◆ **Instructions for the task**
Take all the material and copy it exactly.

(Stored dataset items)
++++++++++++++++++++

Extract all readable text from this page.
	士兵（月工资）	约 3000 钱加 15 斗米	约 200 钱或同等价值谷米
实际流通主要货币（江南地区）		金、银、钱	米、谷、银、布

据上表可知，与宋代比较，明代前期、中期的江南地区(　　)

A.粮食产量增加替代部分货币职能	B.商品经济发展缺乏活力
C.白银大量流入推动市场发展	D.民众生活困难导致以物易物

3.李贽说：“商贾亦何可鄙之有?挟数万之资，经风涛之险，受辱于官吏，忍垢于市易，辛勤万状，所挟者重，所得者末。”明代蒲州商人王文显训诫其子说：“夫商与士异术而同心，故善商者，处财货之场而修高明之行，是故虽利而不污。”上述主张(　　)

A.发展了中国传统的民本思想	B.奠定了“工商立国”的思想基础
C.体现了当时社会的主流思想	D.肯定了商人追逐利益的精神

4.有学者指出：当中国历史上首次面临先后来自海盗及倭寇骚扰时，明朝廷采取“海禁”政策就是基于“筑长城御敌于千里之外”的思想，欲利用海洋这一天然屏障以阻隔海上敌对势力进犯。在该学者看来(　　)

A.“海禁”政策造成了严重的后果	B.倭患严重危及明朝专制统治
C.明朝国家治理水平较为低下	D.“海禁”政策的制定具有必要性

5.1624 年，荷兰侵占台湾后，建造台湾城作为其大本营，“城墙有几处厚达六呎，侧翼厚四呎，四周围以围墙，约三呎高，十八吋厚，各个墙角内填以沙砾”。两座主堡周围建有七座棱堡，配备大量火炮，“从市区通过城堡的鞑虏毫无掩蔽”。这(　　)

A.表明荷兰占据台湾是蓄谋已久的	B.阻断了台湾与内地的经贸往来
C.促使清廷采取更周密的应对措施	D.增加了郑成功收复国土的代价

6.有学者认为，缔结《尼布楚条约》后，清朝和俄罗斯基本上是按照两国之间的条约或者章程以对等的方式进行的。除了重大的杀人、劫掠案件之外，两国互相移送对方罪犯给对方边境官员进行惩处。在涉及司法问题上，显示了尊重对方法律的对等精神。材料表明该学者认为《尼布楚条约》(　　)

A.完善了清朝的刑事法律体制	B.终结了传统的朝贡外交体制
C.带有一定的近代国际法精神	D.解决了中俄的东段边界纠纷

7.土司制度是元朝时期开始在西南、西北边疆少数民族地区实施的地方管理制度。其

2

++++++++++++++++++++

◆ **Output below**
Extract all readable text from this page.
	士兵（月工资）	约 3000 钱加 15 斗米	约 200 钱或同等价值谷米
实际流通主要货币（江南地区）		金、银、钱	米、谷、银、布

据上表可知，与宋代比较，明代前期、中期的江南地区(　　)

A.粮食产量增加替代部分货币职能	B.商品经济发展缺乏活力
C.白银大量流入推动市场发展	D.民众生活困难导致以物易物

3.李贽说：“商贾亦何可鄙之有?挟数万之资，经风涛之险，受辱于官吏，忍垢于市易，辛勤万状，所挟者重，所得者末。”明代蒲州商人王文显训诫其子说：“夫商与士异术而同心，故善商者，处财货之场而修高明之行，是故虽利而不污。”上述主张(　　)

A.发展了中国传统的民本思想	B.奠定了“工商立国”的思想基础
C.体现了当时社会的主流思想	D.肯定了商人追逐利益的精神

4.有学者指出：当中国历史上首次面临先后来自海盗及倭寇骚扰时，明朝廷采取“海禁”政策就是基于“筑长城御敌于千里之外”的思想，欲利用海洋这一天然屏障以阻隔海上敌对势力进犯。在该学者看来(　　)

A.“海禁”政策造成了严重的后果	B.倭患严重危及明朝专制统治
C.明朝国家治理水平较为低下	D.“海禁”政策的制定具有必要性

5.1624 年，荷兰侵占台湾后，建造台湾城作为其大本营，“城墙有几处厚达六呎，侧翼厚四呎，四周围以围墙，约三呎高，十八吋厚，各个墙角内填以沙砾”。两座主堡周围建有七座棱堡，配备大量火炮，“从市区通过城堡的鞑虏毫无掩蔽”。这(　　)

A.表明荷兰占据台湾是蓄谋已久的	B.阻断了台湾与内地的经贸往来
C.促使清廷采取更周密的应对措施	D.增加了郑成功收复国土的代价

6.有学者认为，缔结《尼布楚条约》后，清朝和俄罗斯基本上是按照两国之间的条约或者章程以对等的方式进行的。除了重大的杀人、劫掠案件之外，两国互相移送对方罪犯给对方边境官员进行惩处。在涉及司法问题上，显示了尊重对方法律的对等精神。材料表明该学者认为《尼布楚条约》(　　)

A.完善了清朝的刑事法律体制	B.终结了传统的朝贡外交体制
C.带有一定的近代国际法精神	D.解决了中俄的东段边界纠纷

7.土司制度是元朝时期开始在西南、西北边疆少数民族地区实施的地方管理制度。其

2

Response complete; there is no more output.